> Directions for this task
From the article below on the towing insurance fraud case, write out word for word the passage that opens with the words containing "Authorities allege the" and closes with "costs are steep.".

> Source excerpt
──────────────────────────────

Authorities allege the scheme stretched over several years and touched multiple towing brands and locations, from Whittier to other parts of Los Angeles County. The case is emerging as a test of how aggressively regulators and prosecutors will pursue premium fraud in industries where on-the-job injuries are common and insurance costs are steep.

Brothers behind major towing brands face felony charges

Jonathan  Reynaga/Pexels
Jonathan Reynaga/Pexels

At the center of the case are brothers and tow company owners Mark Hassan and Ahmed Hassan, who authorities describe as operators of one of the largest towing businesses in Southern California. According to state insurance officials, Mark Hassan, 46, of Corona Del Mar, and Ahmed Hassan, 35, of Walnut were arrested on multiple counts of felony insurance fraud tied to their towing operations across the region, including Hadley Tow and California Heights Tow. The arrests followed a multi-agency investigation that focused on how the companies reported payroll and job duties to their workers’ compensation carriers.

Regulators say the brothers’ towing network handled contracts with law enforcement agencies throughout Southern California, which gave the businesses a steady flow of work from crashes, impounds, and freeway incidents. That scale, investigators argue, made any underreporting of payroll particularly significant for the workers’ compensation system, since premiums in high-risk sectors like towing are calculated directly from wage and job classification data.

──────────────────────────────

> Given information
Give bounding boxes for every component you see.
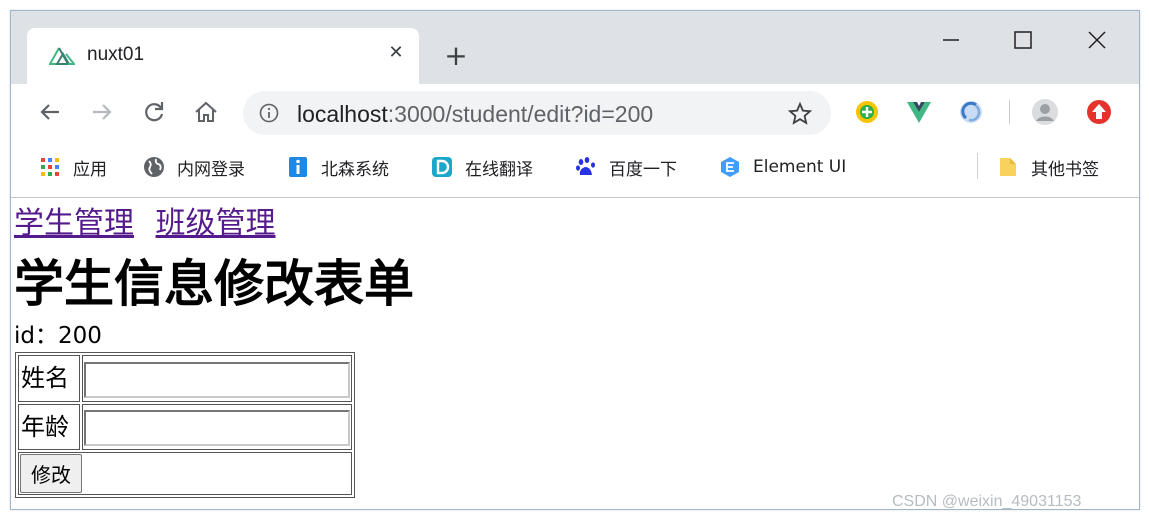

──────────────────────────────

> Complete answer
Authorities allege the scheme stretched over several years and touched multiple towing brands and locations, from Whittier to other parts of Los Angeles County. The case is emerging as a test of how aggressively regulators and prosecutors will pursue premium fraud in industries where on-the-job injuries are common and insurance costs are steep.